◆ **What the task requires**
Write out each record again exactly as it stands.

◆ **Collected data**
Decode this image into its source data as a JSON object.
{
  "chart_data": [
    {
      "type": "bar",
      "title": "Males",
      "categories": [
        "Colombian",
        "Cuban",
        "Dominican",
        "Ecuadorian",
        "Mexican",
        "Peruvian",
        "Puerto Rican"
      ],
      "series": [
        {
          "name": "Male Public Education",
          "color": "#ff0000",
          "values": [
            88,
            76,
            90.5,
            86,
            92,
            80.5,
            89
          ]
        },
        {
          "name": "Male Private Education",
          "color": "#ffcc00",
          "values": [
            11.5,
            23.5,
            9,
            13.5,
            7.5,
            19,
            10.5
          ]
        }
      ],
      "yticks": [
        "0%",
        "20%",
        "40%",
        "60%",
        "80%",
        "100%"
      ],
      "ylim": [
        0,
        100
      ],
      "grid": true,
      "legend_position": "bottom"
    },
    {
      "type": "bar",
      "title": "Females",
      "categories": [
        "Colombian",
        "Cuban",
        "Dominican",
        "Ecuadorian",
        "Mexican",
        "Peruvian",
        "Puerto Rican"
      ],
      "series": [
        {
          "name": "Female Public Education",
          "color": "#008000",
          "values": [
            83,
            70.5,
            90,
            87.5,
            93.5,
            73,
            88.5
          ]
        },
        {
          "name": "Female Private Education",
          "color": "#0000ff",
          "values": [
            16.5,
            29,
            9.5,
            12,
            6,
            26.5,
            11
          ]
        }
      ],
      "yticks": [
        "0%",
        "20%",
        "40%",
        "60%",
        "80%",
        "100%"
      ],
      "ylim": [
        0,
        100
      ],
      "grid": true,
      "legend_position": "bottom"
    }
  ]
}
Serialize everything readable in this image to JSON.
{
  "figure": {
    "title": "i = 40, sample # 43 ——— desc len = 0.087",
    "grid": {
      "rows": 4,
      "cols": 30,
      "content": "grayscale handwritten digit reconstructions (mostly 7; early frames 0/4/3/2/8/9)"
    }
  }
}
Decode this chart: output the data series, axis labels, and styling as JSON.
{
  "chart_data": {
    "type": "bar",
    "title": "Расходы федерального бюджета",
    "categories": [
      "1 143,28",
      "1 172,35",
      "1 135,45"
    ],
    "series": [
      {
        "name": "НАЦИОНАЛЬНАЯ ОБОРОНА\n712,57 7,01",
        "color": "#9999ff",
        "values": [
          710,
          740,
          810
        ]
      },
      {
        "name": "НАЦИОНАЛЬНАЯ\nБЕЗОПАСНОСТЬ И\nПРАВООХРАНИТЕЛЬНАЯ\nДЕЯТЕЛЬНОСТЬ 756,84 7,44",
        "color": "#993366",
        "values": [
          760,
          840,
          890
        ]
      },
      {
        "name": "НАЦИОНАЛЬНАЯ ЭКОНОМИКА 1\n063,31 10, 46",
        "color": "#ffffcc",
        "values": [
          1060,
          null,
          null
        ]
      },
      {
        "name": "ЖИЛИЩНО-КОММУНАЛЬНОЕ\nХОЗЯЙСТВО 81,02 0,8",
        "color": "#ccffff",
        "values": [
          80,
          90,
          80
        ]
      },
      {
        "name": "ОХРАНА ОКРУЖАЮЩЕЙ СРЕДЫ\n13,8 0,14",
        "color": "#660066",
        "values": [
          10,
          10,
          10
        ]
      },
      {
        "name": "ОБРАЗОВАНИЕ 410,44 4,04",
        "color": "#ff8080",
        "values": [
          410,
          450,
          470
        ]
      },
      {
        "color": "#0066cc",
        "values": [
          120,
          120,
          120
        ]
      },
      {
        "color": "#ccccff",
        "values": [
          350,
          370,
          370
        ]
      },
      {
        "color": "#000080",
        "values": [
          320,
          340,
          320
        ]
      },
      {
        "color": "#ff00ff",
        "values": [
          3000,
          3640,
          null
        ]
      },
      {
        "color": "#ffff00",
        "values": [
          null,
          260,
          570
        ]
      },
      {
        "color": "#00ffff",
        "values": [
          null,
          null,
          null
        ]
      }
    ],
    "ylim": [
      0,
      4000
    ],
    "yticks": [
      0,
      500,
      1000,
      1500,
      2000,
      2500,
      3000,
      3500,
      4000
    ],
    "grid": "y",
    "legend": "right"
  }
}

◆ **Finished answer**
Decode this image into its source data as a JSON object.
{
  "chart_data": [
    {
      "type": "bar",
      "title": "Males",
      "categories": [
        "Colombian",
        "Cuban",
        "Dominican",
        "Ecuadorian",
        "Mexican",
        "Peruvian",
        "Puerto Rican"
      ],
      "series": [
        {
          "name": "Male Public Education",
          "color": "#ff0000",
          "values": [
            88,
            76,
            90.5,
            86,
            92,
            80.5,
            89
          ]
        },
        {
          "name": "Male Private Education",
          "color": "#ffcc00",
          "values": [
            11.5,
            23.5,
            9,
            13.5,
            7.5,
            19,
            10.5
          ]
        }
      ],
      "yticks": [
        "0%",
        "20%",
        "40%",
        "60%",
        "80%",
        "100%"
      ],
      "ylim": [
        0,
        100
      ],
      "grid": true,
      "legend_position": "bottom"
    },
    {
      "type": "bar",
      "title": "Females",
      "categories": [
        "Colombian",
        "Cuban",
        "Dominican",
        "Ecuadorian",
        "Mexican",
        "Peruvian",
        "Puerto Rican"
      ],
      "series": [
        {
          "name": "Female Public Education",
          "color": "#008000",
          "values": [
            83,
            70.5,
            90,
            87.5,
            93.5,
            73,
            88.5
          ]
        },
        {
          "name": "Female Private Education",
          "color": "#0000ff",
          "values": [
            16.5,
            29,
            9.5,
            12,
            6,
            26.5,
            11
          ]
        }
      ],
      "yticks": [
        "0%",
        "20%",
        "40%",
        "60%",
        "80%",
        "100%"
      ],
      "ylim": [
        0,
        100
      ],
      "grid": true,
      "legend_position": "bottom"
    }
  ]
}
Serialize everything readable in this image to JSON.
{
  "figure": {
    "title": "i = 40, sample # 43 ——— desc len = 0.087",
    "grid": {
      "rows": 4,
      "cols": 30,
      "content": "grayscale handwritten digit reconstructions (mostly 7; early frames 0/4/3/2/8/9)"
    }
  }
}
Decode this chart: output the data series, axis labels, and styling as JSON.
{
  "chart_data": {
    "type": "bar",
    "title": "Расходы федерального бюджета",
    "categories": [
      "1 143,28",
      "1 172,35",
      "1 135,45"
    ],
    "series": [
      {
        "name": "НАЦИОНАЛЬНАЯ ОБОРОНА\n712,57 7,01",
        "color": "#9999ff",
        "values": [
          710,
          740,
          810
        ]
      },
      {
        "name": "НАЦИОНАЛЬНАЯ\nБЕЗОПАСНОСТЬ И\nПРАВООХРАНИТЕЛЬНАЯ\nДЕЯТЕЛЬНОСТЬ 756,84 7,44",
        "color": "#993366",
        "values": [
          760,
          840,
          890
        ]
      },
      {
        "name": "НАЦИОНАЛЬНАЯ ЭКОНОМИКА 1\n063,31 10, 46",
        "color": "#ffffcc",
        "values": [
          1060,
          null,
          null
        ]
      },
      {
        "name": "ЖИЛИЩНО-КОММУНАЛЬНОЕ\nХОЗЯЙСТВО 81,02 0,8",
        "color": "#ccffff",
        "values": [
          80,
          90,
          80
        ]
      },
      {
        "name": "ОХРАНА ОКРУЖАЮЩЕЙ СРЕДЫ\n13,8 0,14",
        "color": "#660066",
        "values": [
          10,
          10,
          10
        ]
      },
      {
        "name": "ОБРАЗОВАНИЕ 410,44 4,04",
        "color": "#ff8080",
        "values": [
          410,
          450,
          470
        ]
      },
      {
        "color": "#0066cc",
        "values": [
          120,
          120,
          120
        ]
      },
      {
        "color": "#ccccff",
        "values": [
          350,
          370,
          370
        ]
      },
      {
        "color": "#000080",
        "values": [
          320,
          340,
          320
        ]
      },
      {
        "color": "#ff00ff",
        "values": [
          3000,
          3640,
          null
        ]
      },
      {
        "color": "#ffff00",
        "values": [
          null,
          260,
          570
        ]
      },
      {
        "color": "#00ffff",
        "values": [
          null,
          null,
          null
        ]
      }
    ],
    "ylim": [
      0,
      4000
    ],
    "yticks": [
      0,
      500,
      1000,
      1500,
      2000,
      2500,
      3000,
      3500,
      4000
    ],
    "grid": "y",
    "legend": "right"
  }
}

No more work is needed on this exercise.